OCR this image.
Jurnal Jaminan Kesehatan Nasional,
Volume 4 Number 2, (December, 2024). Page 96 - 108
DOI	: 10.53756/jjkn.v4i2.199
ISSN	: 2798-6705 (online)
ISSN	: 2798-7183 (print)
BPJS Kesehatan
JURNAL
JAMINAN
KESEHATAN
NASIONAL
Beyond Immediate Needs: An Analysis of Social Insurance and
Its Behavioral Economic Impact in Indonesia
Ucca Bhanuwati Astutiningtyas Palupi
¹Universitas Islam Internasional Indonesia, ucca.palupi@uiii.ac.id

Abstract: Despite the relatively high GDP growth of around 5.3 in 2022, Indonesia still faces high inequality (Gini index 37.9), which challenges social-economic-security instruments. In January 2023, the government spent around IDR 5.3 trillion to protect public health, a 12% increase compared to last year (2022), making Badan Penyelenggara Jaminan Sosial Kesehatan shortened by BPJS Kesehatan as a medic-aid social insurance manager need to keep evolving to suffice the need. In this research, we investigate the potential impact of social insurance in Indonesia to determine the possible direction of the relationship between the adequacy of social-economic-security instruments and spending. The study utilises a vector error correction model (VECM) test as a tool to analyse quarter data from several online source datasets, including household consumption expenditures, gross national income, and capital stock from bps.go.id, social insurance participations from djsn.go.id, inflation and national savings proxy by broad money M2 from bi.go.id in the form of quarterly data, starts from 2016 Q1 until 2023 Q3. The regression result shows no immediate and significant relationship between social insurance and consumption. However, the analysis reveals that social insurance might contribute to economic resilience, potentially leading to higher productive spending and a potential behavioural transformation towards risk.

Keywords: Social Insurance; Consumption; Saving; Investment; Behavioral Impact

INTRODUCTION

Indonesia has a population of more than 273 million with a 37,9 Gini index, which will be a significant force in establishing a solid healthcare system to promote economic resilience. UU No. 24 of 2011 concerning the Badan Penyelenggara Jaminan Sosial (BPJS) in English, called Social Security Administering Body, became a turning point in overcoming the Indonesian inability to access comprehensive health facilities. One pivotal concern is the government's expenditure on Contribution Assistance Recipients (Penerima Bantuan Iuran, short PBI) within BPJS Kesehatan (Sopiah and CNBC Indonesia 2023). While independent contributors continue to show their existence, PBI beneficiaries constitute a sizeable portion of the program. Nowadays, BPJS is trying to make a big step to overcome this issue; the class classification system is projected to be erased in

☆ ☆ ☆

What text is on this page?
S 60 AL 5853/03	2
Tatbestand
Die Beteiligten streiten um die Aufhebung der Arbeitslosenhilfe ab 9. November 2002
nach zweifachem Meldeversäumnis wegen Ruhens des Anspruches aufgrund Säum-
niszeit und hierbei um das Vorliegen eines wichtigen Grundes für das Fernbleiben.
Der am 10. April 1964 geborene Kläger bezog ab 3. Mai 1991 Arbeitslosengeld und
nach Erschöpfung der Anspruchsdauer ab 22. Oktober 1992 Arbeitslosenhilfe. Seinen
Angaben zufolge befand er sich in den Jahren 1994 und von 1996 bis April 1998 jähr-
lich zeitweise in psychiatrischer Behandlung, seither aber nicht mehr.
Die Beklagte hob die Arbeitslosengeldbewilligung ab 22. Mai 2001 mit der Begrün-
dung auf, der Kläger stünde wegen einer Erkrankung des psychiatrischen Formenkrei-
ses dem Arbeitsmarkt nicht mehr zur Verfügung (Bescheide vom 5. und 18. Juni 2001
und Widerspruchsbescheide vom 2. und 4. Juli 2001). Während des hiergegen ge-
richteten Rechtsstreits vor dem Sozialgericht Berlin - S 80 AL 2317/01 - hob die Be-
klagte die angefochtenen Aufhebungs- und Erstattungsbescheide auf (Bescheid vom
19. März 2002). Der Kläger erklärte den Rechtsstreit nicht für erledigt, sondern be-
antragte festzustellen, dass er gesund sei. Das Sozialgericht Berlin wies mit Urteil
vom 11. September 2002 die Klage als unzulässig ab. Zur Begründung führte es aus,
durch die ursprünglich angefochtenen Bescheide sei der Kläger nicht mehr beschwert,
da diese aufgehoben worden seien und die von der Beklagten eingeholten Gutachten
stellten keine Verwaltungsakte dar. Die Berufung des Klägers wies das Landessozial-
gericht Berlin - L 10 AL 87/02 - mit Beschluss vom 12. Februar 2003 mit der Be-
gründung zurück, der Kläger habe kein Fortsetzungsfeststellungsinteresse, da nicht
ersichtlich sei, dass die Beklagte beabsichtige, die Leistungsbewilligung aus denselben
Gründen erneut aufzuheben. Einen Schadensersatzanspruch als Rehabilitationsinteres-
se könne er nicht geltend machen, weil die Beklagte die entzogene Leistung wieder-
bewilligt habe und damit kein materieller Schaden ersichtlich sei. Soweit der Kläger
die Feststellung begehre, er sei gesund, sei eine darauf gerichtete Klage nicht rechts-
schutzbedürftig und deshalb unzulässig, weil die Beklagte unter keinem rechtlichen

☆ ☆ ☆

◆ To do
For the entries shown above, give the number of lines that include the word "Arbeitslosenhilfe", without any other text.

◆ Reply
2